>> begin PROVIDED ENTRIES
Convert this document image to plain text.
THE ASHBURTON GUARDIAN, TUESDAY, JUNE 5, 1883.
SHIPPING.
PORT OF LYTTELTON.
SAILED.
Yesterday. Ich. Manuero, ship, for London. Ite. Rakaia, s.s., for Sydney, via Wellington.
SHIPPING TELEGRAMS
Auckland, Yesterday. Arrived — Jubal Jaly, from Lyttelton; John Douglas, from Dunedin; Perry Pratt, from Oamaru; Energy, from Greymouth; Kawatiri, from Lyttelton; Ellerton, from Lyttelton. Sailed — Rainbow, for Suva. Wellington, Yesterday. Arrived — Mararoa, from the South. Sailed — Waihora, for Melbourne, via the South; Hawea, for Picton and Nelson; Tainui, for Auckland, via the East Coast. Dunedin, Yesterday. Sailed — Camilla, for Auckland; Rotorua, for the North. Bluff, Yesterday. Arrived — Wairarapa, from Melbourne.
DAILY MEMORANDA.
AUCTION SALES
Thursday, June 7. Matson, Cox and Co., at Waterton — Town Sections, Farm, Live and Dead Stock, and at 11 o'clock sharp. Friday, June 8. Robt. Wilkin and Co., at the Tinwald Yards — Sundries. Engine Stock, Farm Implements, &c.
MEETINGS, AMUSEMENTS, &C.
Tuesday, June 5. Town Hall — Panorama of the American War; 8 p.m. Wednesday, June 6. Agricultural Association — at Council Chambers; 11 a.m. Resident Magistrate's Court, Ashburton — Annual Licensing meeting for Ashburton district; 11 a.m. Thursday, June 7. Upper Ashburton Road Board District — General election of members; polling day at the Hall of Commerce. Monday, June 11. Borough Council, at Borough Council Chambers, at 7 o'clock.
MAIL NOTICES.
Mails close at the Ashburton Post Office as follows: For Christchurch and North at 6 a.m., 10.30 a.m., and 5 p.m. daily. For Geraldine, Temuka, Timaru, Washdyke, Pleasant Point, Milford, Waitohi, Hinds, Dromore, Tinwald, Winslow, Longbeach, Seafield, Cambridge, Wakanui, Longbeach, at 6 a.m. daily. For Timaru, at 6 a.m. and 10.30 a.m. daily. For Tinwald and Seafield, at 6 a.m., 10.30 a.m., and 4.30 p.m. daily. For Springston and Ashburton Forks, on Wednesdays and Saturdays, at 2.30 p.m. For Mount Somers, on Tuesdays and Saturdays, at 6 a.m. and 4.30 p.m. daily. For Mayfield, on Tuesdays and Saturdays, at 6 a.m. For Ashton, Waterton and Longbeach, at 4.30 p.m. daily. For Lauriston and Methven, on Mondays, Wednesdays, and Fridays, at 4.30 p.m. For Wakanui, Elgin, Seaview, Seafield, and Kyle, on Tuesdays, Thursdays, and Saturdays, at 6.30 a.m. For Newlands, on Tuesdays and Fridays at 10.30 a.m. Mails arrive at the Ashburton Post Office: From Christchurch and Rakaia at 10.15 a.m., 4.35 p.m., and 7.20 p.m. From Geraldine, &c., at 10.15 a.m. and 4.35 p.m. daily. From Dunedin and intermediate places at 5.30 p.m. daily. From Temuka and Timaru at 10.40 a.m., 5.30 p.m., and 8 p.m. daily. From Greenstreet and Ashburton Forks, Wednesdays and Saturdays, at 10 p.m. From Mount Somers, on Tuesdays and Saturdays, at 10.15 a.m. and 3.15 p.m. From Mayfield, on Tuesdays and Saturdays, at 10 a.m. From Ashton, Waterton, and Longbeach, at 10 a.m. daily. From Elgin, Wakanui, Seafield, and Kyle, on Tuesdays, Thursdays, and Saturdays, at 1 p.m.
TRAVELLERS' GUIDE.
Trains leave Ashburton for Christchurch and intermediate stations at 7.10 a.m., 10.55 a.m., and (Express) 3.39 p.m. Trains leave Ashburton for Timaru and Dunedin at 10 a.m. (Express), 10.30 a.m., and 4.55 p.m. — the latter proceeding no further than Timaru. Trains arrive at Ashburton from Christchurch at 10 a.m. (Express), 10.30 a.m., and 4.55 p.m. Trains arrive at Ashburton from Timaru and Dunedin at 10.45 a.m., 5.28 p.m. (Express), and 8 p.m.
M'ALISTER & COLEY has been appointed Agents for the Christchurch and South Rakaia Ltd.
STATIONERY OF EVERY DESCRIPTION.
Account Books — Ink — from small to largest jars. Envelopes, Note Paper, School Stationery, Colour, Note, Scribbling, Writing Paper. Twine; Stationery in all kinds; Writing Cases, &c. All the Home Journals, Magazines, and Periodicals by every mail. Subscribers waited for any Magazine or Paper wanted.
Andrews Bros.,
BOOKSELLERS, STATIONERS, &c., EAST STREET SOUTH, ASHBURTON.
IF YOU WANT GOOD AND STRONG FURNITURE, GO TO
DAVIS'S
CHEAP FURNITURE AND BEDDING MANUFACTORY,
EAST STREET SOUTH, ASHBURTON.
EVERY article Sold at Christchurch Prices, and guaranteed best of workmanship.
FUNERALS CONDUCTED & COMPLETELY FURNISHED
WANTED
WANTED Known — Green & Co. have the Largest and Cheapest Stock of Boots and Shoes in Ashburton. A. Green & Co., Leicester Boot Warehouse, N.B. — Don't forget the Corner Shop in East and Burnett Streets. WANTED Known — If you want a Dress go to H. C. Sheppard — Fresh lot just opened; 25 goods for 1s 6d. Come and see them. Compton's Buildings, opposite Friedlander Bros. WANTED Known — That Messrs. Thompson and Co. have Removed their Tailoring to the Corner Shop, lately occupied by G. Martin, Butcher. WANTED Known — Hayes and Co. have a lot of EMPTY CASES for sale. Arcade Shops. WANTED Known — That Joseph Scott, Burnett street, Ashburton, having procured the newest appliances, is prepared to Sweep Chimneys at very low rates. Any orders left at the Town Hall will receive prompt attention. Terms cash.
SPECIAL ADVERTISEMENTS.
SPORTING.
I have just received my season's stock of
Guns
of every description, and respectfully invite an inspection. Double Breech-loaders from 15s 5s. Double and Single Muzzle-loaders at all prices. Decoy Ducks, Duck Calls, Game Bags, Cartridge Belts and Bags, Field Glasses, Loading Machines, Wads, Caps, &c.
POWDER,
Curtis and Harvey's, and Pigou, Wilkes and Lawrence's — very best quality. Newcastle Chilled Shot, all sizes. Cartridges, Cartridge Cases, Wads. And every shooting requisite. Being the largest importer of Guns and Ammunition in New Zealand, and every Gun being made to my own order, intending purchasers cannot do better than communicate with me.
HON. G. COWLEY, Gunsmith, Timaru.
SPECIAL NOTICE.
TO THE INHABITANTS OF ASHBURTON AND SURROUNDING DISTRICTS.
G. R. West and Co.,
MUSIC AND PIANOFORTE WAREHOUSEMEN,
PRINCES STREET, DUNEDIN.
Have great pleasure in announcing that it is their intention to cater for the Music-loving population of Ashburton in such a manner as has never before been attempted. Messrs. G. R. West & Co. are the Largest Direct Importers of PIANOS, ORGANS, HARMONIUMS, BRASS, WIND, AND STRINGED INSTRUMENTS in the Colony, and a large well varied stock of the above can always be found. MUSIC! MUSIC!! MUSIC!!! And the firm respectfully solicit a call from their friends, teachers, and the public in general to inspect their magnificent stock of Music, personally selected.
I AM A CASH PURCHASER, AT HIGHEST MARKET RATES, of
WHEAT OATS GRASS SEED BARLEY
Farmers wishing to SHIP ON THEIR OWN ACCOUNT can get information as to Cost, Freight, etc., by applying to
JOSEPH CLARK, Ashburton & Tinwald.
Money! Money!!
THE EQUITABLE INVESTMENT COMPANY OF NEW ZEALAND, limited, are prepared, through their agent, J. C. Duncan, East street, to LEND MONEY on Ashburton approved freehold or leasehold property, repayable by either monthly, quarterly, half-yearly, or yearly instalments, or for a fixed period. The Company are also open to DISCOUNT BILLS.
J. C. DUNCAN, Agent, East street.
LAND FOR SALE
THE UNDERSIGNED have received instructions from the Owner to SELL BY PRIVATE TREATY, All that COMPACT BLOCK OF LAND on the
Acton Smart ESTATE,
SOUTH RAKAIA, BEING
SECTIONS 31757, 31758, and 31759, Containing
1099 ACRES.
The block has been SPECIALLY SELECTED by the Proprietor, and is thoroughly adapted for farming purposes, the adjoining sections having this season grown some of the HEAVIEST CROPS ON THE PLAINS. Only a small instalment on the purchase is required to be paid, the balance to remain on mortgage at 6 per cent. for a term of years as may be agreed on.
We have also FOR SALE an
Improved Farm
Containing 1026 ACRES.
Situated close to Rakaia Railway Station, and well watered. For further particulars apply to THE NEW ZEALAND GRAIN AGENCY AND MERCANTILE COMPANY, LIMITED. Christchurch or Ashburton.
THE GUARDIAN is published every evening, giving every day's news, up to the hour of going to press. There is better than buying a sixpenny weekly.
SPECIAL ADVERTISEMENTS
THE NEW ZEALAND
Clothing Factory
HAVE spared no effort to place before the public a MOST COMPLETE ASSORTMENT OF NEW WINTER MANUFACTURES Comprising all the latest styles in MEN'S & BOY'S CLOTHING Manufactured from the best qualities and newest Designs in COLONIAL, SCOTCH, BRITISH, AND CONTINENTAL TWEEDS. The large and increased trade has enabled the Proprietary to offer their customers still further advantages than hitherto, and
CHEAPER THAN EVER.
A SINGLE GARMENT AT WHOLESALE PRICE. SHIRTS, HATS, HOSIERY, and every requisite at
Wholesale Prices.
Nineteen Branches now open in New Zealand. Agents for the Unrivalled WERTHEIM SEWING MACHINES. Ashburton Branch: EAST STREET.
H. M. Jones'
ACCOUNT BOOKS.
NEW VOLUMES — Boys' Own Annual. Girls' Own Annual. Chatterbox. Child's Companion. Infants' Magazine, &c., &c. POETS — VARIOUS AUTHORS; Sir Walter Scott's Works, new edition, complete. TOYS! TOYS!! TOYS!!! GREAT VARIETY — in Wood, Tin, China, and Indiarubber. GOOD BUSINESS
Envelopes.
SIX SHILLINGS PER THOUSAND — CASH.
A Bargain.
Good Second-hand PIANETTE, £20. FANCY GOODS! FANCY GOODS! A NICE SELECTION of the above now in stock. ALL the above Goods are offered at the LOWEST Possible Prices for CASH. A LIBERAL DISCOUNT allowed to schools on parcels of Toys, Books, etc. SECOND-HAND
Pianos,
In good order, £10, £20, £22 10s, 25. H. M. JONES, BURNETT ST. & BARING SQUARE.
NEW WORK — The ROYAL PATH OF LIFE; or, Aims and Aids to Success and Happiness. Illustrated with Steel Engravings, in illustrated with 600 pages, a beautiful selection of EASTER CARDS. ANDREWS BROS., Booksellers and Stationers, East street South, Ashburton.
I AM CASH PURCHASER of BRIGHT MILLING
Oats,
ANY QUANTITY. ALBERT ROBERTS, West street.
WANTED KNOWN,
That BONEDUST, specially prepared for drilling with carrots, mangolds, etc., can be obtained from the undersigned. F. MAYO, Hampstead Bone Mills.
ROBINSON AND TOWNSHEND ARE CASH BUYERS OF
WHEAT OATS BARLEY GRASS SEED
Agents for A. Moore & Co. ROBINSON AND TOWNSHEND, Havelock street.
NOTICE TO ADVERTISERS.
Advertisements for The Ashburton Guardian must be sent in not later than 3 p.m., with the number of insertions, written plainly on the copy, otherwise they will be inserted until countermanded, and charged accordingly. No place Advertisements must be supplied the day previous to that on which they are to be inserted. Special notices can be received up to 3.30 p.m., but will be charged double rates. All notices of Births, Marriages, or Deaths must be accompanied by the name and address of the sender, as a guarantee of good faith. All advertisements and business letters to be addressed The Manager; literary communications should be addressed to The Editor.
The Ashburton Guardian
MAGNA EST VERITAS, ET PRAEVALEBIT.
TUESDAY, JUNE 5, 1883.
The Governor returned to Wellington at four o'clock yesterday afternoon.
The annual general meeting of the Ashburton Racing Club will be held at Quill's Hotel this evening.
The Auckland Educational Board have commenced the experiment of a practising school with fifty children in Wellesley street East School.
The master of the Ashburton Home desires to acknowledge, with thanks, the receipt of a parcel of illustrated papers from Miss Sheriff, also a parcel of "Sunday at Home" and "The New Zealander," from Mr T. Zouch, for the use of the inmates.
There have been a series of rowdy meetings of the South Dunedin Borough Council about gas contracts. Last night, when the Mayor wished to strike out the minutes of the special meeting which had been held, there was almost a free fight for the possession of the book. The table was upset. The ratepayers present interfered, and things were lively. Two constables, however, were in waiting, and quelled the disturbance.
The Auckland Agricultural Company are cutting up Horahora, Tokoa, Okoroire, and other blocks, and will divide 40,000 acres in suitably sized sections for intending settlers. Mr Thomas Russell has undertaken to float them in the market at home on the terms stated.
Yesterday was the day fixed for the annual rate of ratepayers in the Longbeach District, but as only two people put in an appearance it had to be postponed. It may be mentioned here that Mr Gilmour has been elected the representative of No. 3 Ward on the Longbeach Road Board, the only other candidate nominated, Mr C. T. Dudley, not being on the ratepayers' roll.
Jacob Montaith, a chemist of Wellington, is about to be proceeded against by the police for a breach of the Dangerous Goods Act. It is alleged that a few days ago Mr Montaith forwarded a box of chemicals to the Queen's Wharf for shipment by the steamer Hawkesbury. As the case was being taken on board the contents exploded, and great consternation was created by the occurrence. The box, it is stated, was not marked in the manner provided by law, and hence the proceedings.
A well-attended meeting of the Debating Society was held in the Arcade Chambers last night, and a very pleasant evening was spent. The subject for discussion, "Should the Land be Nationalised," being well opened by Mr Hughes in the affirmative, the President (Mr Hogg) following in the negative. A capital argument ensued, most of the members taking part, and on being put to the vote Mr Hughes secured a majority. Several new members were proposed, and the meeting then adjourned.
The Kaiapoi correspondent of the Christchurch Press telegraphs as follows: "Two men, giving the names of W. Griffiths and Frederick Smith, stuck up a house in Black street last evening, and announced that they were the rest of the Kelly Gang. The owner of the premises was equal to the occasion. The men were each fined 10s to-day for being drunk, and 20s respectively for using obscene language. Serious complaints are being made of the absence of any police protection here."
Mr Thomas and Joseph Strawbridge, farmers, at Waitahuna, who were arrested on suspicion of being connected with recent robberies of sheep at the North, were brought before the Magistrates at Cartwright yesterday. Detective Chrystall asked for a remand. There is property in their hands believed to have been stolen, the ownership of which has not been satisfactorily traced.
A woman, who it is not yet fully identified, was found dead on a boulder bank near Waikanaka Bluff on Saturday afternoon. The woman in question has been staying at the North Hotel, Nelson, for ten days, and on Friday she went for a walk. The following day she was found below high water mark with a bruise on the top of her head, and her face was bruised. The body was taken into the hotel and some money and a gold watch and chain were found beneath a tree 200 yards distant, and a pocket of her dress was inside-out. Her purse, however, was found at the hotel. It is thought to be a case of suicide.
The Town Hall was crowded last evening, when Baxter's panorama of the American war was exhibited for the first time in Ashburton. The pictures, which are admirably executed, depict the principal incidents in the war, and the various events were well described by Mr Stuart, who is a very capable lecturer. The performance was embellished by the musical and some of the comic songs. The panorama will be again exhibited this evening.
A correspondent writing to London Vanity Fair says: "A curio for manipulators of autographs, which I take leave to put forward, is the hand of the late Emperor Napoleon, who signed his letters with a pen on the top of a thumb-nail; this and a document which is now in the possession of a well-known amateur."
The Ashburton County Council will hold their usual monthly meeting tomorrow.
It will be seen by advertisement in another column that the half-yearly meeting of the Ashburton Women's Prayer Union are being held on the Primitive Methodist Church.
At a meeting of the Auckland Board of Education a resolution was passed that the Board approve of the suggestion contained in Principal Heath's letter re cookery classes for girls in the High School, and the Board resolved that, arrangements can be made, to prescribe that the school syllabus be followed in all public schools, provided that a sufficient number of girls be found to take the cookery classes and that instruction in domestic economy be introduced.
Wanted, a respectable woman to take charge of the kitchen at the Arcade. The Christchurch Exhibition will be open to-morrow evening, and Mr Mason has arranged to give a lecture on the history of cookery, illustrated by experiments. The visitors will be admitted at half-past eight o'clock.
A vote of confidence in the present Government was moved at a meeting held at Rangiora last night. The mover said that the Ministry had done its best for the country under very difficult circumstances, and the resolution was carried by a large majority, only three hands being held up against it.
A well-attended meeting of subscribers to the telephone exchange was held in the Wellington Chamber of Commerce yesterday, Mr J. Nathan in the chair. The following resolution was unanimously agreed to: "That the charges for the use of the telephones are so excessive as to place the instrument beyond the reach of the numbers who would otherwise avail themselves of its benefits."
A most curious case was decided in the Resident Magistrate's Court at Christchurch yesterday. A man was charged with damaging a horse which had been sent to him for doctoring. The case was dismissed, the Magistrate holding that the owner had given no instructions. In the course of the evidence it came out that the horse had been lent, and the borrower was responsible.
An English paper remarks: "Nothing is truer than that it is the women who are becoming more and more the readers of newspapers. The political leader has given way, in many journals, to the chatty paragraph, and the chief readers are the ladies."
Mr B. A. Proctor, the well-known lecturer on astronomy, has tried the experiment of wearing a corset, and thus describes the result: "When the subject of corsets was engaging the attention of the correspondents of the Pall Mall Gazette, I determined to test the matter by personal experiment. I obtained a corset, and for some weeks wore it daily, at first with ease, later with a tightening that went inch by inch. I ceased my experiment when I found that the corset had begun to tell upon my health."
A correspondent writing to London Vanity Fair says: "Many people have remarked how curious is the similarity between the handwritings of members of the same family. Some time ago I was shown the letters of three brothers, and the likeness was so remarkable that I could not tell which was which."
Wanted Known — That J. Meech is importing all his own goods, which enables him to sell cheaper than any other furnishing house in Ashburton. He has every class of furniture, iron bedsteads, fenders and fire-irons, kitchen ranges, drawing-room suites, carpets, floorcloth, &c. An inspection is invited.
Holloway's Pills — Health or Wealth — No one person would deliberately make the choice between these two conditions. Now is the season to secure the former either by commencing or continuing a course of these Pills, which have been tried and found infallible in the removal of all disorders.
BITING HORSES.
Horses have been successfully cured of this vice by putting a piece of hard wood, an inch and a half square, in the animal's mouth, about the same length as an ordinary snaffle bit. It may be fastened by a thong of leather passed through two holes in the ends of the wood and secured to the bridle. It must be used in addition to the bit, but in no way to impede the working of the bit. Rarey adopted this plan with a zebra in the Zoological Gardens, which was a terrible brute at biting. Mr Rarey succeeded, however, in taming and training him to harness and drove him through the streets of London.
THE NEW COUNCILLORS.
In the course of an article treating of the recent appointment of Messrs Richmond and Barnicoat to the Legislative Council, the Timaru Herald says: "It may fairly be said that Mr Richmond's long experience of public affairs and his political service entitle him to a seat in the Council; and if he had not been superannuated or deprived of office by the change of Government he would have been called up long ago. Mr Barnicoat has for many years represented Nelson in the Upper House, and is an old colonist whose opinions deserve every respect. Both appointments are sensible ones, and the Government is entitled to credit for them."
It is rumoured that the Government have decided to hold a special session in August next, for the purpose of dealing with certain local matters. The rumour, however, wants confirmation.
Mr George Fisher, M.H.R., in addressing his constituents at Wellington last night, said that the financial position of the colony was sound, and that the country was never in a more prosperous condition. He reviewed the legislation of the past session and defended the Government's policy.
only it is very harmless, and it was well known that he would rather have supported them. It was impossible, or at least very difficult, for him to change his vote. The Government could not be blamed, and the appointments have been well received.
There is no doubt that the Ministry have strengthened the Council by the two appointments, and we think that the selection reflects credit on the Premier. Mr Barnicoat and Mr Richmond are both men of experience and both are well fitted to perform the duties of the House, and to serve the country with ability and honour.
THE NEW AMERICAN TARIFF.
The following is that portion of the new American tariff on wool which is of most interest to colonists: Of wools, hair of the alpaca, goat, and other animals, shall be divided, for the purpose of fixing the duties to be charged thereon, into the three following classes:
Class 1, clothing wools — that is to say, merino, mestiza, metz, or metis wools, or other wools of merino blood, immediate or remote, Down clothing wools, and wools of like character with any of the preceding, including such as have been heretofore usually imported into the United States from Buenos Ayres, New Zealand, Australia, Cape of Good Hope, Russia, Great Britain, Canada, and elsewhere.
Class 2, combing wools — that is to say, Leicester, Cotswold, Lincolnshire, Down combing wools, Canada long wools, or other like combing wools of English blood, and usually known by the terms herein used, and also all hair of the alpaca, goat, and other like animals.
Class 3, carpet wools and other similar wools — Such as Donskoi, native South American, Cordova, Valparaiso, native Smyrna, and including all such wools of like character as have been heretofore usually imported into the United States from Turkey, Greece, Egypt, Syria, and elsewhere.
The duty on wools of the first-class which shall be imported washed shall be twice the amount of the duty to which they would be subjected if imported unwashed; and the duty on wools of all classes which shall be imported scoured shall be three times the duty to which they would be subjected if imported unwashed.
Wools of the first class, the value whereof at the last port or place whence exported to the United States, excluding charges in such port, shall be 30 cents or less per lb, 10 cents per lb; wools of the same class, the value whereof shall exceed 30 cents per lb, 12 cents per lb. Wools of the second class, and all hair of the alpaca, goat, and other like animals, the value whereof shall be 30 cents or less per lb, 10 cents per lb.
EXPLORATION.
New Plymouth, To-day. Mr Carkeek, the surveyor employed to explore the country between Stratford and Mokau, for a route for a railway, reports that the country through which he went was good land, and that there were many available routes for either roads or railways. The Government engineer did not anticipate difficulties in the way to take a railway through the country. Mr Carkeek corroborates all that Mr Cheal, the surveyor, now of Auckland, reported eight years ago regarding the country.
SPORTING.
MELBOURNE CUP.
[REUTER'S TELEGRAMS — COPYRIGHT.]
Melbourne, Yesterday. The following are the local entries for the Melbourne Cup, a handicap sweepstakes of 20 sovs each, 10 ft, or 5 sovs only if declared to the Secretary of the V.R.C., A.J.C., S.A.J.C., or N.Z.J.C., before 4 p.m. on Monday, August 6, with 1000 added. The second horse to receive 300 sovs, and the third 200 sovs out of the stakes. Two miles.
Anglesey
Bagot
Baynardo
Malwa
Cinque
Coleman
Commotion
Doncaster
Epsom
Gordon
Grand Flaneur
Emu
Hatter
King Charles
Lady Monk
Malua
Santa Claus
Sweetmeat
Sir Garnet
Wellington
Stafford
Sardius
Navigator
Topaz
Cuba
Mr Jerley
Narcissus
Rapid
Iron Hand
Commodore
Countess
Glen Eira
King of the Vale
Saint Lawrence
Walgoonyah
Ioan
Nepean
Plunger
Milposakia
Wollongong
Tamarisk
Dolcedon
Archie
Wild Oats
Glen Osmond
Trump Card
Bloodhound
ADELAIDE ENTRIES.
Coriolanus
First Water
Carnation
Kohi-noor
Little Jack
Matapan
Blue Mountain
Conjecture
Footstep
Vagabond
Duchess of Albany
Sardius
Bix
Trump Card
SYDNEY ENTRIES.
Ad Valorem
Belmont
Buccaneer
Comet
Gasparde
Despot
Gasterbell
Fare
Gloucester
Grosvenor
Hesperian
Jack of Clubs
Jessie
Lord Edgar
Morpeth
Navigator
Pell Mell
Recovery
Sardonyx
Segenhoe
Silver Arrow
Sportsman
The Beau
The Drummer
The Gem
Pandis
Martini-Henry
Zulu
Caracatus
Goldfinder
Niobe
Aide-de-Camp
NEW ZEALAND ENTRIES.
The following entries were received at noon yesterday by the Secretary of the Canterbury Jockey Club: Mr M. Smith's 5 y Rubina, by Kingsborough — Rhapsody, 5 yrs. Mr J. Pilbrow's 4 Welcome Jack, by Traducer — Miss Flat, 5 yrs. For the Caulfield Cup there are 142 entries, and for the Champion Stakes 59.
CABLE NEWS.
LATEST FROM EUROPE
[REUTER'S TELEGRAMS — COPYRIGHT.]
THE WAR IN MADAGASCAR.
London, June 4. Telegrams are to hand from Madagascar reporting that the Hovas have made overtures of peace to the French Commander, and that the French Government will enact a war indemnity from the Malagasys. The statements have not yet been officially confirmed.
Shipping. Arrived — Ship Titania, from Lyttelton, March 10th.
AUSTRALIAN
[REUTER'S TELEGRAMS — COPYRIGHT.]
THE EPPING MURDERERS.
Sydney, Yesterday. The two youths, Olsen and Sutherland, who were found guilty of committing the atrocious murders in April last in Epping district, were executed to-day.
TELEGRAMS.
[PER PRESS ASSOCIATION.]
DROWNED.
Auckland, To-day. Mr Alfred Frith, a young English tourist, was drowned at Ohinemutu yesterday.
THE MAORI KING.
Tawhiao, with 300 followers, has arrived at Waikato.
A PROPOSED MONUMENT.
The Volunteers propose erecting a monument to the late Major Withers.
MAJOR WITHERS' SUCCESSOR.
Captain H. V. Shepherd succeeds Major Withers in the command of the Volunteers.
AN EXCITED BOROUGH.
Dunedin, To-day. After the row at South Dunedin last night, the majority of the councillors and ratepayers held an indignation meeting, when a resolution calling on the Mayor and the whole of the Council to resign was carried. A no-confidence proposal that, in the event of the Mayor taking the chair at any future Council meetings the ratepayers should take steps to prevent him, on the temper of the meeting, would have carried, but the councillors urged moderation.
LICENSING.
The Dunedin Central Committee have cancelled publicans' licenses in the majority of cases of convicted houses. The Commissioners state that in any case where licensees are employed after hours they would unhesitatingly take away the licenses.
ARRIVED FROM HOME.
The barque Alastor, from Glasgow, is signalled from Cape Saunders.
>> end PROVIDED ENTRIES
GIVEN PROBLEM »
Go through the lines above. Select every one that has the string "same".

WRITTEN RESPONSE »
A correspondent writing to London Vanity Fair says: "Many people have remarked how curious is the similarity between the handwritings of members of the same family. Some time ago I was shown the letters of three brothers, and the likeness was so remarkable that I could not tell which was which."
Horses have been successfully cured of this vice by putting a piece of hard wood, an inch and a half square, in the animal's mouth, about the same length as an ordinary snaffle bit. It may be fastened by a thong of leather passed through two holes in the ends of the wood and secured to the bridle. It must be used in addition to the bit, but in no way to impede the working of the bit. Rarey adopted this plan with a zebra in the Zoological Gardens, which was a terrible brute at biting. Mr Rarey succeeded, however, in taming and training him to harness and drove him through the streets of London.
Wools of the first class, the value whereof at the last port or place whence exported to the United States, excluding charges in such port, shall be 30 cents or less per lb, 10 cents per lb; wools of the same class, the value whereof shall exceed 30 cents per lb, 12 cents per lb. Wools of the second class, and all hair of the alpaca, goat, and other like animals, the value whereof shall be 30 cents or less per lb, 10 cents per lb.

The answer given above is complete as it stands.